Data in this exercise:
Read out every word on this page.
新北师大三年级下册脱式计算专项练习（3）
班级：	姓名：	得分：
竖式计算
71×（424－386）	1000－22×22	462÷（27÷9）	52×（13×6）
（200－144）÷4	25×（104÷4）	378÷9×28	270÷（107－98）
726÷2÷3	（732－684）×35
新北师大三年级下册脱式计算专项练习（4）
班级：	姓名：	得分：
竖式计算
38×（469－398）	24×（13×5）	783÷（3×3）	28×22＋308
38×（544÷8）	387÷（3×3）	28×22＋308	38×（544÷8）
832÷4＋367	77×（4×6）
* * *
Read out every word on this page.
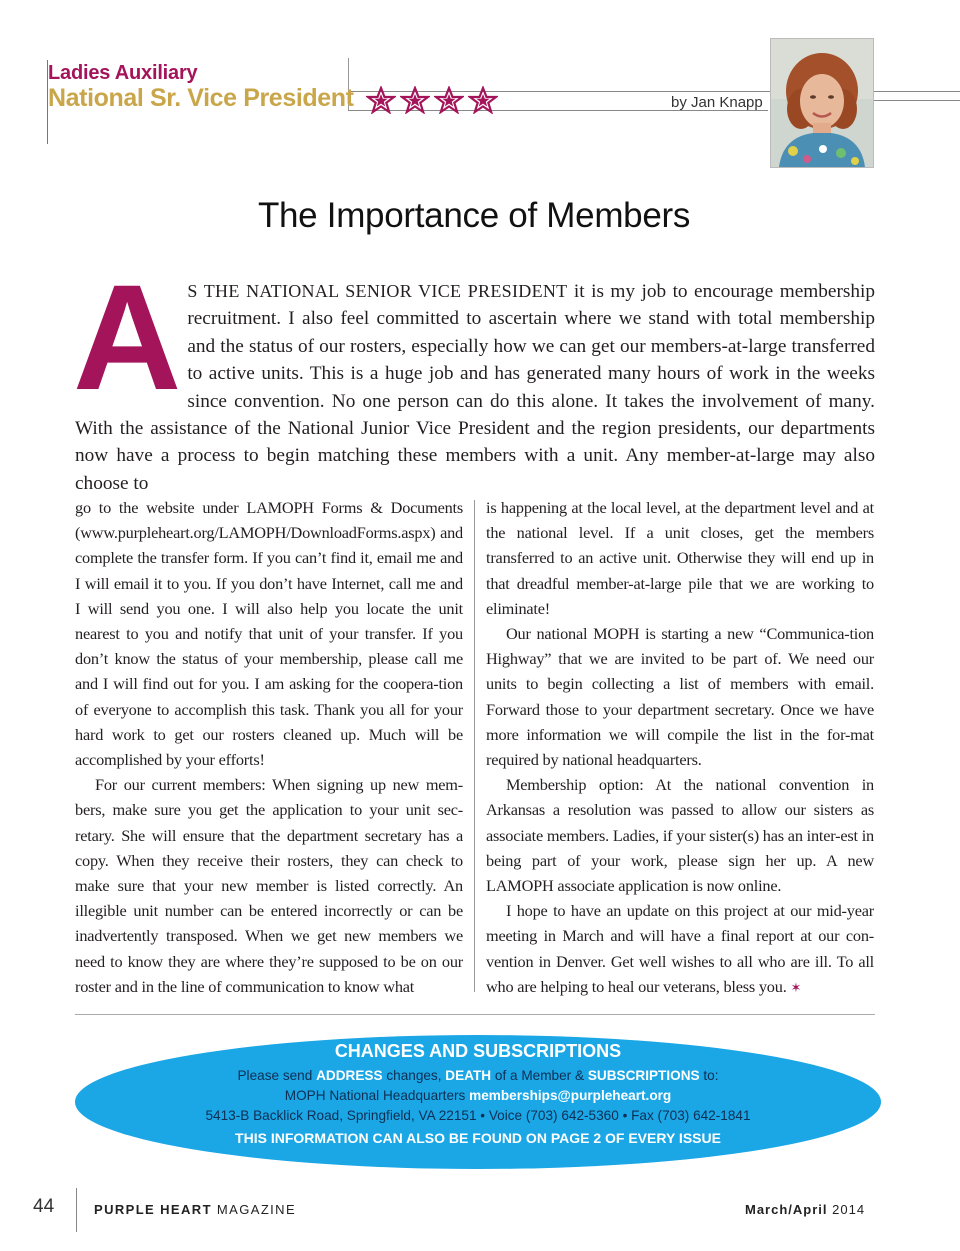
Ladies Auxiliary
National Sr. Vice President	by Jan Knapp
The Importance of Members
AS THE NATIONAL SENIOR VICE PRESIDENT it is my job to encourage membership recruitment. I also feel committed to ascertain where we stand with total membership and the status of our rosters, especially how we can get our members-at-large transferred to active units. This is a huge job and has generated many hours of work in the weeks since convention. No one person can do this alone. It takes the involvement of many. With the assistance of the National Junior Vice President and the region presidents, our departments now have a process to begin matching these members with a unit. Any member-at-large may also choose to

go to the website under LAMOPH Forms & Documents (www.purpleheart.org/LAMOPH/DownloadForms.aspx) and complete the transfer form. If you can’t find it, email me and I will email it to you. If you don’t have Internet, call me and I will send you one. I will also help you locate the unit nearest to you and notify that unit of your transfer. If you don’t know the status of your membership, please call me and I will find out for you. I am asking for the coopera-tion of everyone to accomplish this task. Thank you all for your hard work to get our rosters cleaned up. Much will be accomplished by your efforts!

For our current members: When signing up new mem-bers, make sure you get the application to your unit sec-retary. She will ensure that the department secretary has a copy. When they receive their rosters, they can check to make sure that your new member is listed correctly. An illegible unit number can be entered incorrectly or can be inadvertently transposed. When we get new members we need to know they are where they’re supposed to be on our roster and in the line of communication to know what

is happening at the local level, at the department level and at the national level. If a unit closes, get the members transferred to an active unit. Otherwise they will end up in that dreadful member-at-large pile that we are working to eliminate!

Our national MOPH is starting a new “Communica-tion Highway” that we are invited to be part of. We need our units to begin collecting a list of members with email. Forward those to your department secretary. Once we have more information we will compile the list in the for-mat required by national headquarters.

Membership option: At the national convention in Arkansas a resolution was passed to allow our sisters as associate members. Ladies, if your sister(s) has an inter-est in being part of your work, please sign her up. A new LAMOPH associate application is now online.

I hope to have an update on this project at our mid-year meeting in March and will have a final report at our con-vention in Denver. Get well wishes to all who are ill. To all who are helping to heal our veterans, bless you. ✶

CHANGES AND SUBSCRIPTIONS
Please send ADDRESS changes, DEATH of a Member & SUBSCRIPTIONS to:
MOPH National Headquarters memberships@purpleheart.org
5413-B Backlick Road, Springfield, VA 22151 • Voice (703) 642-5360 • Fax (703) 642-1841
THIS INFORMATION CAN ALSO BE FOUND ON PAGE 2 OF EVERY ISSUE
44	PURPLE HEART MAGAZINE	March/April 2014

Given instruction:
How many lines in these entries hold the string "know"? Answer with the number alone.

Solution:
2